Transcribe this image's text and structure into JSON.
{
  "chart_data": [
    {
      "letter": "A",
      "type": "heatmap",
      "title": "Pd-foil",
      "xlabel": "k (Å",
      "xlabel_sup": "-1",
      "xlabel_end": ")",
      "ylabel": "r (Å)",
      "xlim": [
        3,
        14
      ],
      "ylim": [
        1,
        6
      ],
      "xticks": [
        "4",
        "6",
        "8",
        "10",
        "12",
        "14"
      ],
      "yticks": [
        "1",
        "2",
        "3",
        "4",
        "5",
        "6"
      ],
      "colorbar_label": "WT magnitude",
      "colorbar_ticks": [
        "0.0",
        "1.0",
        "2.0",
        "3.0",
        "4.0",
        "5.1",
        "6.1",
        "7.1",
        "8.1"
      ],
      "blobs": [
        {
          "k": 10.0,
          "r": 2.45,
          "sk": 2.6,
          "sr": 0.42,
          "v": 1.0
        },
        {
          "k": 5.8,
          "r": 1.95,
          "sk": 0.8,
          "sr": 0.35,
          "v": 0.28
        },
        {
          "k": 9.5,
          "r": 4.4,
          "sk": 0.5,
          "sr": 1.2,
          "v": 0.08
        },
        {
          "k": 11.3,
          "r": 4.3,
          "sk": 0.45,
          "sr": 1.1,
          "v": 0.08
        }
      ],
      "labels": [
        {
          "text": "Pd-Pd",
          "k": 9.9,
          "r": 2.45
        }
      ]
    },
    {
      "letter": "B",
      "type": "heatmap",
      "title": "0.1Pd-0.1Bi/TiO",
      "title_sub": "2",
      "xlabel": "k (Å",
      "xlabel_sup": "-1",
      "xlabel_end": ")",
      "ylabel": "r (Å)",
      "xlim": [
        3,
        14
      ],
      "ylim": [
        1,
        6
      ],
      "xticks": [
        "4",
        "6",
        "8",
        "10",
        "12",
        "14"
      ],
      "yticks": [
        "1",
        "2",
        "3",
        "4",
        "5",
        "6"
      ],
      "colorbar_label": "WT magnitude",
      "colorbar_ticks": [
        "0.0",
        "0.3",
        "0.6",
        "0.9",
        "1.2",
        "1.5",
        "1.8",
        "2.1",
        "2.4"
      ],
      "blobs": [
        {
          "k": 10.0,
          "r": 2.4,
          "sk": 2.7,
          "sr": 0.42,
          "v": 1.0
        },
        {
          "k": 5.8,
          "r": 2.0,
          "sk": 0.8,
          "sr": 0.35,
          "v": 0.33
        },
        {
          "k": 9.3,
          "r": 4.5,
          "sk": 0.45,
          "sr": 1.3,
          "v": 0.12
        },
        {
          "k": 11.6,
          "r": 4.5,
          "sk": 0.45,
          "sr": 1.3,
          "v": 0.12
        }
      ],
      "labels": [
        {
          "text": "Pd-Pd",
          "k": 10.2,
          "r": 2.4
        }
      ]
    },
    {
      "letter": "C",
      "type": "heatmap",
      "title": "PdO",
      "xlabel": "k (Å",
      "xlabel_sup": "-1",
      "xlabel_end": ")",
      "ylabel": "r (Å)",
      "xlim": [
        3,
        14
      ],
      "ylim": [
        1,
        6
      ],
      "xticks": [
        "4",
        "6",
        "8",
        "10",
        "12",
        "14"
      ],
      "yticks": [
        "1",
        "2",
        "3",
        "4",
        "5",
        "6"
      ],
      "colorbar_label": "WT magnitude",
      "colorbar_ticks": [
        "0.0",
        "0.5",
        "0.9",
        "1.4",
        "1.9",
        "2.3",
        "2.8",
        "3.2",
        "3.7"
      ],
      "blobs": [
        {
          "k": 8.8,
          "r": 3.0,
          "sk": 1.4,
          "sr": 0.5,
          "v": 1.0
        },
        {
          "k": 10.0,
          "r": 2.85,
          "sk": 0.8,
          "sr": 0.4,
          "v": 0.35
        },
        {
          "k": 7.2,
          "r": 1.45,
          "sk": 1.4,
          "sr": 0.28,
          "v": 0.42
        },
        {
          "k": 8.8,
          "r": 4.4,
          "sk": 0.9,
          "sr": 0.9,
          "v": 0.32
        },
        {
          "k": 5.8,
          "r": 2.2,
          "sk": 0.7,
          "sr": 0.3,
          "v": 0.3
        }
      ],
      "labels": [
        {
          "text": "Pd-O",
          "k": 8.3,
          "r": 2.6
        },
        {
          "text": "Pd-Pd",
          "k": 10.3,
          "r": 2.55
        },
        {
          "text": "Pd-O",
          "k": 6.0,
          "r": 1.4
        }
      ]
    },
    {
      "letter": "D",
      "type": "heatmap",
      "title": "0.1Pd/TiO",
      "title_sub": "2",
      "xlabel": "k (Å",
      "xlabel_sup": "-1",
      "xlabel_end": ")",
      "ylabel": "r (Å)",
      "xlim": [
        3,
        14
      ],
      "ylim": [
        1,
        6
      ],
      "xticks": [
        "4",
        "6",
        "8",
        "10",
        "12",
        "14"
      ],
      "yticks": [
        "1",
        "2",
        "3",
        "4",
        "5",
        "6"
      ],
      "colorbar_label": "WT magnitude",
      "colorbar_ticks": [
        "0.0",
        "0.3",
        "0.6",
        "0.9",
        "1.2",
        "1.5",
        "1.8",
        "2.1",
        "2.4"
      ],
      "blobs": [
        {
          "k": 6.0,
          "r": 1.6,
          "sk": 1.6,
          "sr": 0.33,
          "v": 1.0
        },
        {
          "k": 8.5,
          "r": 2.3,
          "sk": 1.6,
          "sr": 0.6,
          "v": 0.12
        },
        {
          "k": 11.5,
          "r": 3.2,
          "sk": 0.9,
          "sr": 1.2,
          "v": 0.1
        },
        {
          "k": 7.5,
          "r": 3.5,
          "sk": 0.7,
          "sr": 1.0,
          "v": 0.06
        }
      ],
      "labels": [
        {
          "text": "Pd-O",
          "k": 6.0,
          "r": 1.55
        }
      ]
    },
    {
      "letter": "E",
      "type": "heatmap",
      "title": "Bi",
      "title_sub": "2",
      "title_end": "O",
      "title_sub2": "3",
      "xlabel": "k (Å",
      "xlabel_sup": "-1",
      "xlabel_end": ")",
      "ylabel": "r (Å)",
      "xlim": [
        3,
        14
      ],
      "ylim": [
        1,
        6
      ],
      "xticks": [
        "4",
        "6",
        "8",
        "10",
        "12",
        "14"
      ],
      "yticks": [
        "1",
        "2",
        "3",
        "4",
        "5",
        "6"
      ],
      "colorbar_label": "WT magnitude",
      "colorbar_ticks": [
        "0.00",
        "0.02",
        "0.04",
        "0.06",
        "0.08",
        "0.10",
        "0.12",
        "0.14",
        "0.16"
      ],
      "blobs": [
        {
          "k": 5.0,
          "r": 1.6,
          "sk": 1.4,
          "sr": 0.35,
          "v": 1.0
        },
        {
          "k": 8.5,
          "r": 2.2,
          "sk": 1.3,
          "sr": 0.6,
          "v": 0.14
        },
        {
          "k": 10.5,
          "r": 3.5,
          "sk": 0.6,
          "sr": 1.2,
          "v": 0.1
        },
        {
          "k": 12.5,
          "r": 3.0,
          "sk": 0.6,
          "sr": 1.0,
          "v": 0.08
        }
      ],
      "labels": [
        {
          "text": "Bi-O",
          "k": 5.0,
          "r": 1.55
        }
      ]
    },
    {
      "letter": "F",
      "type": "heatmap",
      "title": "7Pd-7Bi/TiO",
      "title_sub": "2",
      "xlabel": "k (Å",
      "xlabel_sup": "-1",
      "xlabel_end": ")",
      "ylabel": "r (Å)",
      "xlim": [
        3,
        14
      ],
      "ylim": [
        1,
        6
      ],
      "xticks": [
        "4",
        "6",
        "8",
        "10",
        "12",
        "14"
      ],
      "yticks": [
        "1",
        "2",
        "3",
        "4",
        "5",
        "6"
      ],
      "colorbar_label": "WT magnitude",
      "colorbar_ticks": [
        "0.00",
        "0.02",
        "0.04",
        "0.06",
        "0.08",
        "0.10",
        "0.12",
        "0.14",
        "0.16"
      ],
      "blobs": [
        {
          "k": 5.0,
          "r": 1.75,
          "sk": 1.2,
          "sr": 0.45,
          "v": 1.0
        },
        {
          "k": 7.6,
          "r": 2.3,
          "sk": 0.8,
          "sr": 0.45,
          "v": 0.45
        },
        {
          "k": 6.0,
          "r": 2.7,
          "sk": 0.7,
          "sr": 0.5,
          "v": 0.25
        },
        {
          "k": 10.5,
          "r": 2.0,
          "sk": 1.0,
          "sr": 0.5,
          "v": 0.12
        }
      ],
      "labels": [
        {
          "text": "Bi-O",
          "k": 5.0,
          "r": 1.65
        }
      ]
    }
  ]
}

◇ ◇ ◇

§ WHAT IS NEEDED
Read the lines above. Gather those in which the string "letter" is found.

§ FULL ANSWER
      "letter": "A",
      "letter": "B",
      "letter": "C",
      "letter": "D",
      "letter": "E",
      "letter": "F",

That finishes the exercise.